Return all of the data exactly as given.

Dataset items
►

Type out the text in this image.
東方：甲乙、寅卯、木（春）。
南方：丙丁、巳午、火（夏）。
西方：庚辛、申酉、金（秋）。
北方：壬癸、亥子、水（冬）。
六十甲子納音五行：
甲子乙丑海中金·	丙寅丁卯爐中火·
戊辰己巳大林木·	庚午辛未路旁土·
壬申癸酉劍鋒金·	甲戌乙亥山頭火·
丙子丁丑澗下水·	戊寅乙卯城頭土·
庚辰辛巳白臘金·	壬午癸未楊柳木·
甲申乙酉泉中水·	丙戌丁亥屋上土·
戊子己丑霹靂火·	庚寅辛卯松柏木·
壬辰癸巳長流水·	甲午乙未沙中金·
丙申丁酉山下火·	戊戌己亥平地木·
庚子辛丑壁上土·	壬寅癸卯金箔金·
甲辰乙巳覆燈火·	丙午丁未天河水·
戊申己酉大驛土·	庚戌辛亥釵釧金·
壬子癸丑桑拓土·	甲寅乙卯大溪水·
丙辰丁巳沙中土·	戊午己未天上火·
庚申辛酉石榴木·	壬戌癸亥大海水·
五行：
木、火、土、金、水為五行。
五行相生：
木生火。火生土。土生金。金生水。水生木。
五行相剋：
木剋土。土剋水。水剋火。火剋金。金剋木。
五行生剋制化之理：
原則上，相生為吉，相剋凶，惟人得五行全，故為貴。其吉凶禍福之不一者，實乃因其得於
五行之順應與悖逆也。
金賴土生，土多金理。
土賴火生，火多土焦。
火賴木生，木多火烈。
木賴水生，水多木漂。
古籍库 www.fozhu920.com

◄

→ **EXERCISE RESULT**
Type out the text in this image.
東方：甲乙、寅卯、木（春）。
南方：丙丁、巳午、火（夏）。
西方：庚辛、申酉、金（秋）。
北方：壬癸、亥子、水（冬）。
六十甲子納音五行：
甲子乙丑海中金·	丙寅丁卯爐中火·
戊辰己巳大林木·	庚午辛未路旁土·
壬申癸酉劍鋒金·	甲戌乙亥山頭火·
丙子丁丑澗下水·	戊寅乙卯城頭土·
庚辰辛巳白臘金·	壬午癸未楊柳木·
甲申乙酉泉中水·	丙戌丁亥屋上土·
戊子己丑霹靂火·	庚寅辛卯松柏木·
壬辰癸巳長流水·	甲午乙未沙中金·
丙申丁酉山下火·	戊戌己亥平地木·
庚子辛丑壁上土·	壬寅癸卯金箔金·
甲辰乙巳覆燈火·	丙午丁未天河水·
戊申己酉大驛土·	庚戌辛亥釵釧金·
壬子癸丑桑拓土·	甲寅乙卯大溪水·
丙辰丁巳沙中土·	戊午己未天上火·
庚申辛酉石榴木·	壬戌癸亥大海水·
五行：
木、火、土、金、水為五行。
五行相生：
木生火。火生土。土生金。金生水。水生木。
五行相剋：
木剋土。土剋水。水剋火。火剋金。金剋木。
五行生剋制化之理：
原則上，相生為吉，相剋凶，惟人得五行全，故為貴。其吉凶禍福之不一者，實乃因其得於
五行之順應與悖逆也。
金賴土生，土多金理。
土賴火生，火多土焦。
火賴木生，木多火烈。
木賴水生，水多木漂。
古籍库 www.fozhu920.com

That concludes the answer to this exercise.